An exact reproduction of the records is required, with all images left out.

##### Extracted material #####

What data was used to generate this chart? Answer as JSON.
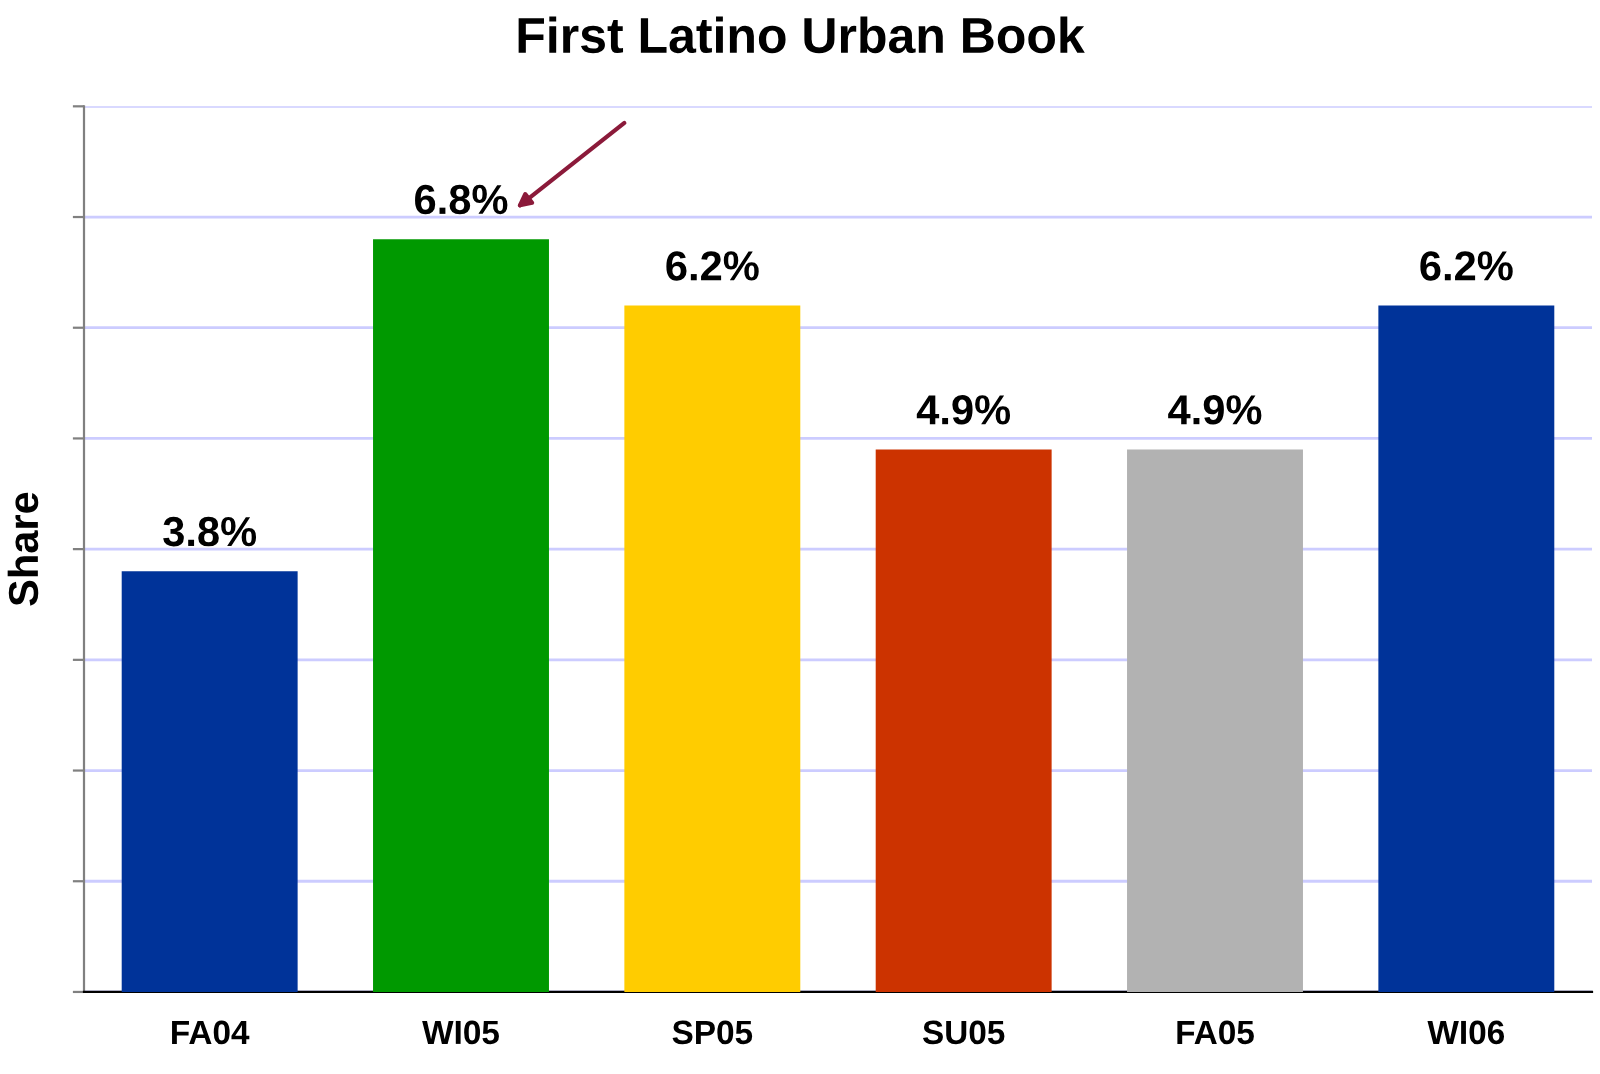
{
  "chart_data": {
    "type": "bar",
    "ylabel": "Share",
    "categories": [
      "FA04",
      "WI05",
      "SP05",
      "SU05",
      "FA05",
      "WI06"
    ],
    "values": [
      3.8,
      6.8,
      6.2,
      4.9,
      4.9,
      6.2
    ],
    "colors": [
      "#003399",
      "#009900",
      "#ffcc00",
      "#cc3300",
      "#b2b2b2",
      "#003399"
    ],
    "value_labels": [
      "3.8%",
      "6.8%",
      "6.2%",
      "4.9%",
      "4.9%",
      "6.2%"
    ],
    "ylim": [
      0,
      8
    ],
    "yticks": [
      {
        "value": 0,
        "label": null
      },
      {
        "value": 1,
        "label": null
      },
      {
        "value": 2,
        "label": null
      },
      {
        "value": 3,
        "label": null
      },
      {
        "value": 4,
        "label": null
      },
      {
        "value": 5,
        "label": null
      },
      {
        "value": 6,
        "label": null
      },
      {
        "value": 7,
        "label": null
      },
      {
        "value": 8,
        "label": null
      }
    ],
    "tick_labels": "x",
    "grid": "y",
    "legend": false,
    "annotations": [
      "First Latino Urban Book"
    ]
  }
}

#####

Complete output:
What data was used to generate this chart? Answer as JSON.
{
  "chart_data": {
    "type": "bar",
    "ylabel": "Share",
    "categories": [
      "FA04",
      "WI05",
      "SP05",
      "SU05",
      "FA05",
      "WI06"
    ],
    "values": [
      3.8,
      6.8,
      6.2,
      4.9,
      4.9,
      6.2
    ],
    "colors": [
      "#003399",
      "#009900",
      "#ffcc00",
      "#cc3300",
      "#b2b2b2",
      "#003399"
    ],
    "value_labels": [
      "3.8%",
      "6.8%",
      "6.2%",
      "4.9%",
      "4.9%",
      "6.2%"
    ],
    "ylim": [
      0,
      8
    ],
    "yticks": [
      {
        "value": 0,
        "label": null
      },
      {
        "value": 1,
        "label": null
      },
      {
        "value": 2,
        "label": null
      },
      {
        "value": 3,
        "label": null
      },
      {
        "value": 4,
        "label": null
      },
      {
        "value": 5,
        "label": null
      },
      {
        "value": 6,
        "label": null
      },
      {
        "value": 7,
        "label": null
      },
      {
        "value": 8,
        "label": null
      }
    ],
    "tick_labels": "x",
    "grid": "y",
    "legend": false,
    "annotations": [
      "First Latino Urban Book"
    ]
  }
}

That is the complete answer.